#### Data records
☆ ☆ ☆

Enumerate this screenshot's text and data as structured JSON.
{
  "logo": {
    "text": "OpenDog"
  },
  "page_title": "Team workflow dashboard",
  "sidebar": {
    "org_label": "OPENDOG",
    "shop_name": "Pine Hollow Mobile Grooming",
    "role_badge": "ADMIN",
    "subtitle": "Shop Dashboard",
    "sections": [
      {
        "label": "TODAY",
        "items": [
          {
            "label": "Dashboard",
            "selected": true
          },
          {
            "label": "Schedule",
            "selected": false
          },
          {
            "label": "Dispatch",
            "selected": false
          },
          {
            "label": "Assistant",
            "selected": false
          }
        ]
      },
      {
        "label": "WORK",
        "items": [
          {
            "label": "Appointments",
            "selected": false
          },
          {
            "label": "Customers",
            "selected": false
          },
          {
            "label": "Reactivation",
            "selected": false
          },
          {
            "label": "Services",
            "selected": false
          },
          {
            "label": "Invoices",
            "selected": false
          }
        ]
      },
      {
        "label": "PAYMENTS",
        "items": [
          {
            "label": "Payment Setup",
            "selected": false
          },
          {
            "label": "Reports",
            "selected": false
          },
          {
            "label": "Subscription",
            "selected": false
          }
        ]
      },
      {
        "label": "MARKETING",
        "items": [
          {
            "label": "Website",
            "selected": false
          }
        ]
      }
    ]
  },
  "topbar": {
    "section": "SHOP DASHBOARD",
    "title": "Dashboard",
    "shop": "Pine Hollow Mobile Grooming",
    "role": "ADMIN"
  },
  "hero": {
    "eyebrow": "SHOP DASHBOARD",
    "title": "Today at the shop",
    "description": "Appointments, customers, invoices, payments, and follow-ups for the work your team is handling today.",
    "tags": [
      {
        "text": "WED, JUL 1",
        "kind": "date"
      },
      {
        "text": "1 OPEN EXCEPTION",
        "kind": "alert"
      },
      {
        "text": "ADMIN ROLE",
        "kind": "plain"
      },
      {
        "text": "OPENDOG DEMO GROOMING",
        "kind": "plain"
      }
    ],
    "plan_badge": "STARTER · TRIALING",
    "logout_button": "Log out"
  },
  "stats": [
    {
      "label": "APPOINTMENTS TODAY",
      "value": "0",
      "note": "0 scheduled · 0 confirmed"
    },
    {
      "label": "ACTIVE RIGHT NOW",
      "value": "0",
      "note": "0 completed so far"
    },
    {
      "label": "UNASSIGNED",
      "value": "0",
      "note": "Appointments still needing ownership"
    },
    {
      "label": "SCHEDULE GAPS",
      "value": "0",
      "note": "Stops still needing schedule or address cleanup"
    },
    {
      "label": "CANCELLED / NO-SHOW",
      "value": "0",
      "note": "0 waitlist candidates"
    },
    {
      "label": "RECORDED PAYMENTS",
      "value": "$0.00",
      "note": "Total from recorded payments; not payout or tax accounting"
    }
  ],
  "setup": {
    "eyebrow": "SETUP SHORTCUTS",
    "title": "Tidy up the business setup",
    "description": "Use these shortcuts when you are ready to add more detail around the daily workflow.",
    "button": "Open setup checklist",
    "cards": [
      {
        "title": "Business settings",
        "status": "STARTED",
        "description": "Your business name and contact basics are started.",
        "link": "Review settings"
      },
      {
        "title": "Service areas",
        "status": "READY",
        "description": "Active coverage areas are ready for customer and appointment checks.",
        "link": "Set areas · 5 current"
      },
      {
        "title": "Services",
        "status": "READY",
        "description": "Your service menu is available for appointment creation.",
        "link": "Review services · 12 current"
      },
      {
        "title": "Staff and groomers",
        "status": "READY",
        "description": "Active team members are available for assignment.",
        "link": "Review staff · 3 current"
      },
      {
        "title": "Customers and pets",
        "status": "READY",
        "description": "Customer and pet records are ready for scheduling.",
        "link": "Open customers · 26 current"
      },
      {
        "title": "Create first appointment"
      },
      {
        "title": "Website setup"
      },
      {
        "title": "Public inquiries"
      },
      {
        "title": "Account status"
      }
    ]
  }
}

☆ ☆ ☆

#### WHAT NEEDS TO BE DONE
Using the material above, count the lines containing the word "current". Reply with the number alone.

#### COMPLETED TASK
4